[Extracted text]:
Obviously all independent businesses are struggling right now, and worse, some people are finding it hard to acquire enough booze to get through the melding days. No fear of that here in Beeston! I was over the moon to see our local independent brewer Totally Brewed (who have homes at the lovely micropub Totally Tapped in Beeston and The Overdraught at the top of Canning Circus) arranged for Friday home deliveries!
Doing: podcasting (live-ish) with We Are What We Overcome
On Sunday we the We Are What We Overcome podcast gang got together to attempt a Zoom to Facebook Live thingamajig. It worked so well in practice, but totally failed to work as expected. Not to worry. We recorded it anyway, and popped the video up on Monday afternoon. We decided to have a little check-in, like we usually do at the start of our episodes, but for longer as this is a strange time, and we all have different feelings about it. I think it’s quite a nice chat – you can watch/listen to it below. Rather nicely, it’s all four us, including Neil who’s usually behind the sound recording desk (or whatever it is that he does to magically trap our speech). At some point we’ll pop the audio out on the podcast feed, but there are a few in the bank already to be rolled out on schedule first. Even better news, we’re gonna try the Facebook Live thang again this Sunday, and every fortnight for the near future, or at least as long as we’re in lockdown. Future ones will show up on our Facebook page here, and I’ll stick a link on the WAWWO page of this website too.

[Recorded data]:
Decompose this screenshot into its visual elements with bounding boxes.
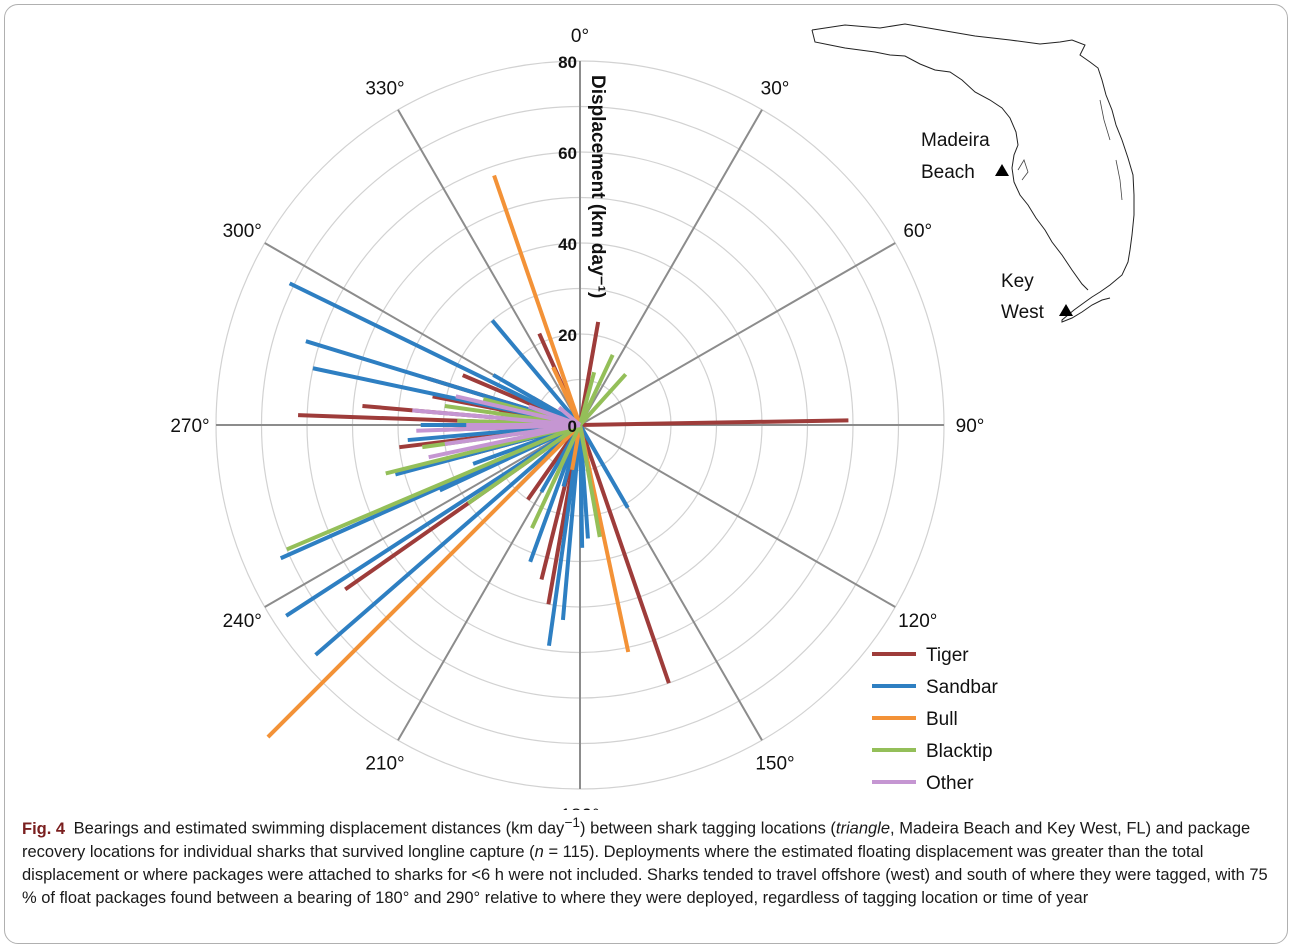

[Short problem]:
Extract from the lockdown blog post, word for word, the passage from "Obviously all independent" to "Friday home deliveries!".

[Reply]:
Obviously all independent businesses are struggling right now, and worse, some people are finding it hard to acquire enough booze to get through the melding days. No fear of that here in Beeston! I was over the moon to see our local independent brewer Totally Brewed (who have homes at the lovely micropub Totally Tapped in Beeston and The Overdraught at the top of Canning Circus) arranged for Friday home deliveries!